PROBLEM DETAILS: Using the records below, please work out how many lines contain "BluRay"; answer with the number alone.

INPUT ROWS:
-----

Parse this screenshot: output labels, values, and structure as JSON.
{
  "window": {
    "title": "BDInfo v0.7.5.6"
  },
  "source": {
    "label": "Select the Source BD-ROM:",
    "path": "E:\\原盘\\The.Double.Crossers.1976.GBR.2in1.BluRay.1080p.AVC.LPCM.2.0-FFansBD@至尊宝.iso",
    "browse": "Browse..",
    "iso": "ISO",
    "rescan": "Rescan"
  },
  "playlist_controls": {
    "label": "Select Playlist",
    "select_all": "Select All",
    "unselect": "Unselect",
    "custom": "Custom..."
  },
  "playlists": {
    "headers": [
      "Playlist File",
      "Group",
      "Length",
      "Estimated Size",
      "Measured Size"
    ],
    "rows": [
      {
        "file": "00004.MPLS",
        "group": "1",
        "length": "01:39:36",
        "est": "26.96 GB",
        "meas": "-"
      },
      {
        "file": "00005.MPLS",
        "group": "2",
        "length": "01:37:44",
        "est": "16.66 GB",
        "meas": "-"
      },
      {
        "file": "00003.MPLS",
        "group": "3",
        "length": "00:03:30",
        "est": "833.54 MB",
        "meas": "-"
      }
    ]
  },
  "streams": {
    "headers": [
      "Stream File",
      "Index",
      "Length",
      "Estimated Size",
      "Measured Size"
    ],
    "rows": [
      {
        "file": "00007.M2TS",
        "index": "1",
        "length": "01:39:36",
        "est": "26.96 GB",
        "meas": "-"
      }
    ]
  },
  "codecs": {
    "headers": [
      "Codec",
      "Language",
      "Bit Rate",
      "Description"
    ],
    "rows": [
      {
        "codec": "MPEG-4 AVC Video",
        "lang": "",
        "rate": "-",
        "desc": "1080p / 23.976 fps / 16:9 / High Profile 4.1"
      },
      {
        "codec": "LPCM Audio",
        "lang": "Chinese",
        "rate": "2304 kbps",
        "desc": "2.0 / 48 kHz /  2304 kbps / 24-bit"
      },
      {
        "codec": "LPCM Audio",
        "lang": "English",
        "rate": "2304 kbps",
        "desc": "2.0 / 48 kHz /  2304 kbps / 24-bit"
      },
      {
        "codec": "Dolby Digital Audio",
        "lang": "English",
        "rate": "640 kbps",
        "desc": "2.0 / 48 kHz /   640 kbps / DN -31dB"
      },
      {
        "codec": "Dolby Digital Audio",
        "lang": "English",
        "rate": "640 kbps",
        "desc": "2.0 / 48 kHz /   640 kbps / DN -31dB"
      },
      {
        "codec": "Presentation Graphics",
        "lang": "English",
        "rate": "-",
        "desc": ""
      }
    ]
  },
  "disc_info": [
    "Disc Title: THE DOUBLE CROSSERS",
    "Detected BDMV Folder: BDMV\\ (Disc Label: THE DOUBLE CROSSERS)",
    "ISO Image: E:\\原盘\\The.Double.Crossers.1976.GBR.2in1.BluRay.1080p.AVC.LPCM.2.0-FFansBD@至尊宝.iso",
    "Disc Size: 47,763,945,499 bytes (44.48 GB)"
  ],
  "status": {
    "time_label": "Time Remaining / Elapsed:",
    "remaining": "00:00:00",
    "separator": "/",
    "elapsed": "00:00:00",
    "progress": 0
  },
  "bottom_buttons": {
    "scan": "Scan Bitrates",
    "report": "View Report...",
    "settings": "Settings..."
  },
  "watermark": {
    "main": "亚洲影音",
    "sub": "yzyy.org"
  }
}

-----

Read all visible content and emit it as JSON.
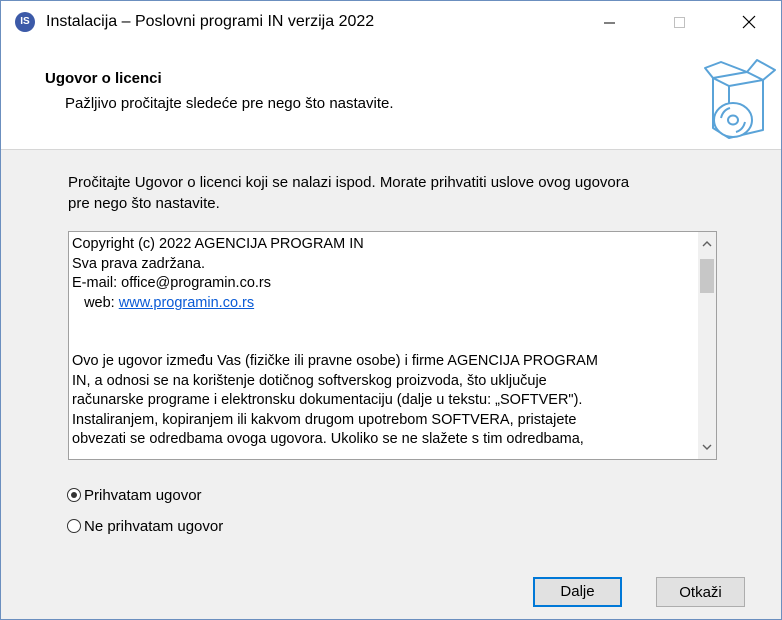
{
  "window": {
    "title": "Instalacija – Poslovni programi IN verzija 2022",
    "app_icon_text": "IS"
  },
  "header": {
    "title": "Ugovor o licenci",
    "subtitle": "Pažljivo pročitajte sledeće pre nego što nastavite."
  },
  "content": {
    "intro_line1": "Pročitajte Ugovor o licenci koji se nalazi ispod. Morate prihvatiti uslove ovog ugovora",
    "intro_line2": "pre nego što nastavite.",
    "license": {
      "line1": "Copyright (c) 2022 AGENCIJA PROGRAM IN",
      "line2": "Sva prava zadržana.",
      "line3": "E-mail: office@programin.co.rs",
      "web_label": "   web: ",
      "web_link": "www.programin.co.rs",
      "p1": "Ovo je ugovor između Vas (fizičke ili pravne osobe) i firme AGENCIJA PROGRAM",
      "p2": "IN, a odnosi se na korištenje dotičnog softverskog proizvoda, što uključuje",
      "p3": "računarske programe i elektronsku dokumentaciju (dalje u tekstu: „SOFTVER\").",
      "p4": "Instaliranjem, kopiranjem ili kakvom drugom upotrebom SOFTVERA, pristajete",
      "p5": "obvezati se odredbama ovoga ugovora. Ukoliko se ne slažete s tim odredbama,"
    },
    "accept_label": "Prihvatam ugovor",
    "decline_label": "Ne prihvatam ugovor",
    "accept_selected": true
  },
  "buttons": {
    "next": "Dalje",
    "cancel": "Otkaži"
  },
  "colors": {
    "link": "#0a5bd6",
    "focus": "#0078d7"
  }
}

-----

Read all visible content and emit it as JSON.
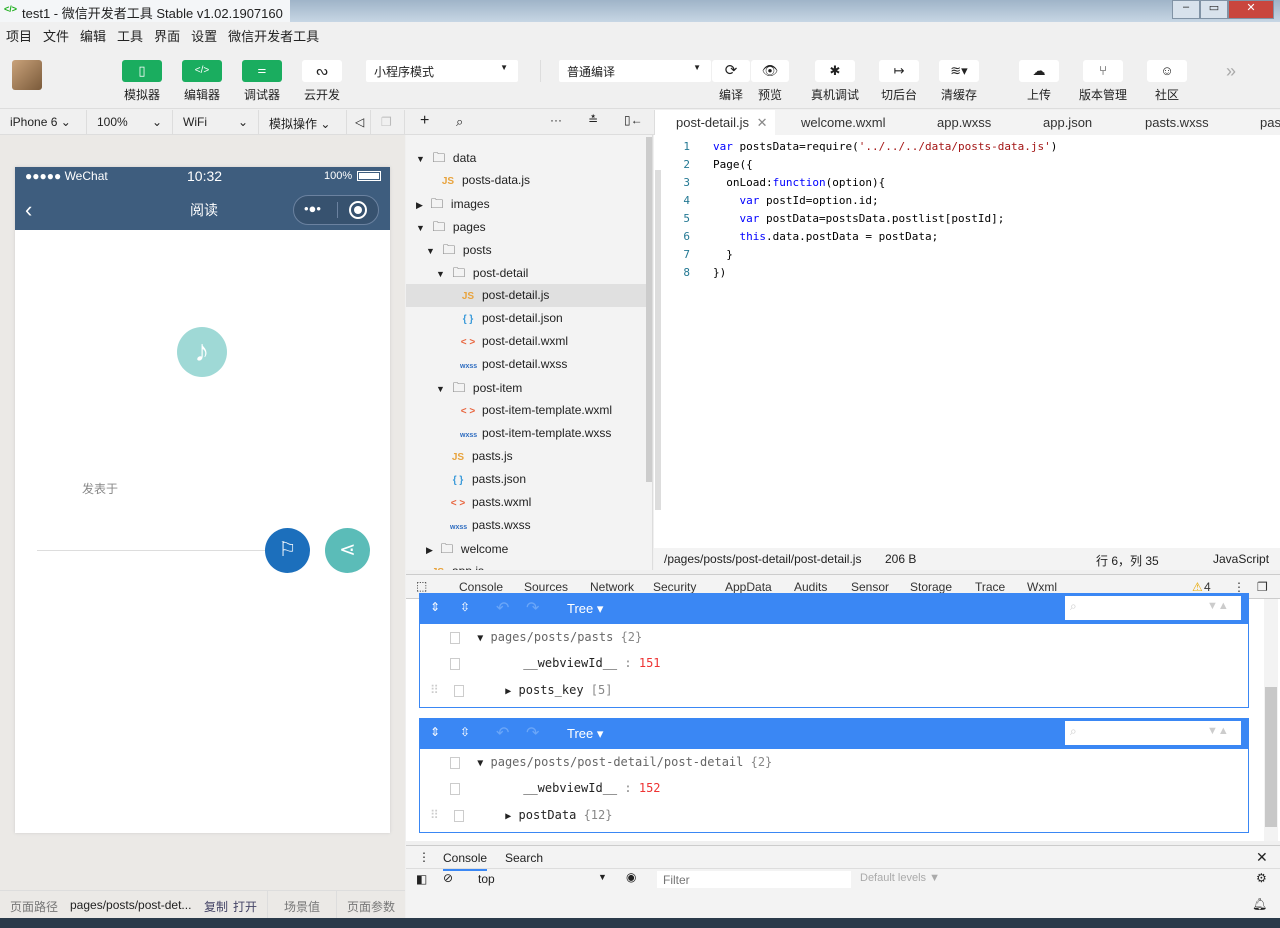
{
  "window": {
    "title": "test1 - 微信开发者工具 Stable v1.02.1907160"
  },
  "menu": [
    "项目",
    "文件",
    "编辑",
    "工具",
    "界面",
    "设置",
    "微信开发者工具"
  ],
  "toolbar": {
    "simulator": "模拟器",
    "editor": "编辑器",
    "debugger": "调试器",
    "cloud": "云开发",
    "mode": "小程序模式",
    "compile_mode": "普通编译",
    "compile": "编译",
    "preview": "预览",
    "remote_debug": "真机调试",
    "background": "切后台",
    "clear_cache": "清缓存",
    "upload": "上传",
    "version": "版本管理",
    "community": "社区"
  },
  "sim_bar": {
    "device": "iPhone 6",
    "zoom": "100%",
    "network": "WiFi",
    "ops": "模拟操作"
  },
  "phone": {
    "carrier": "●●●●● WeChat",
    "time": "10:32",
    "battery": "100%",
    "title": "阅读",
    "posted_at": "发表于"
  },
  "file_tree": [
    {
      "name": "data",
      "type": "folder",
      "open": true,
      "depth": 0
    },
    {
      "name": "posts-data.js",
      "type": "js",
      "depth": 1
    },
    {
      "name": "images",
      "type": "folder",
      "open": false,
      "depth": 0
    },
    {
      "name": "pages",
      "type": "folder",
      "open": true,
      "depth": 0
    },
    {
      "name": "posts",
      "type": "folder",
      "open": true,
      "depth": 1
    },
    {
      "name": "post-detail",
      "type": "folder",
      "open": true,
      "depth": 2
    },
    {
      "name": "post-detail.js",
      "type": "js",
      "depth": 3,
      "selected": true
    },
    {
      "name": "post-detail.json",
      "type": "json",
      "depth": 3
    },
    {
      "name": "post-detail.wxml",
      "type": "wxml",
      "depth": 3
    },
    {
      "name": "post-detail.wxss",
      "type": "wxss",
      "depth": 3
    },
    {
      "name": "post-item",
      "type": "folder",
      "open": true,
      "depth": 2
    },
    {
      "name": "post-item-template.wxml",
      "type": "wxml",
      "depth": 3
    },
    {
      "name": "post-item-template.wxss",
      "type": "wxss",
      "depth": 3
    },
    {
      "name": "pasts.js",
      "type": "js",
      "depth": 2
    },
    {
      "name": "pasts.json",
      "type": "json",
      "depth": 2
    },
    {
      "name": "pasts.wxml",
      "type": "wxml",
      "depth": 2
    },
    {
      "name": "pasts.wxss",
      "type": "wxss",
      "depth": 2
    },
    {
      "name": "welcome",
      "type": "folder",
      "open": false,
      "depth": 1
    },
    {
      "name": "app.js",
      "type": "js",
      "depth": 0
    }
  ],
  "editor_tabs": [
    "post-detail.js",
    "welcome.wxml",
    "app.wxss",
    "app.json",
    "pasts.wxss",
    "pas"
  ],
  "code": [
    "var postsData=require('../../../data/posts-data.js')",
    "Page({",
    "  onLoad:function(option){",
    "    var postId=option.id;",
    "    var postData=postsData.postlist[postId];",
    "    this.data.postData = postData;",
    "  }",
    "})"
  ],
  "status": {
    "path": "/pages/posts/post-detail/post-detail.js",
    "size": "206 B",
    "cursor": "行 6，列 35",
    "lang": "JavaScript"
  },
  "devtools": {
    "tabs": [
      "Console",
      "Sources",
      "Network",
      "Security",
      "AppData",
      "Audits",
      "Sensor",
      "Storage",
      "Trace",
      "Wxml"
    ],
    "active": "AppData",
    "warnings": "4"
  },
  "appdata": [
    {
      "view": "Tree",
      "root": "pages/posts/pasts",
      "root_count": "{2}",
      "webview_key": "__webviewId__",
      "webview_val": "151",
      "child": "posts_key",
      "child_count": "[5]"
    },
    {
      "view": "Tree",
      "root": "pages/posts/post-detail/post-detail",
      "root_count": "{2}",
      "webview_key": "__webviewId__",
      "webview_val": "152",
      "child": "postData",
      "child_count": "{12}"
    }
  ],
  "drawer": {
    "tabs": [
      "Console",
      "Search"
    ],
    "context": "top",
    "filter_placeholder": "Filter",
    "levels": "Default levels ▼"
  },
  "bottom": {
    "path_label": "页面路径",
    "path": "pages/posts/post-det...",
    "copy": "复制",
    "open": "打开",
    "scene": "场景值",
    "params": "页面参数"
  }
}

-----

RESULT OF THIS EXERCISE: 2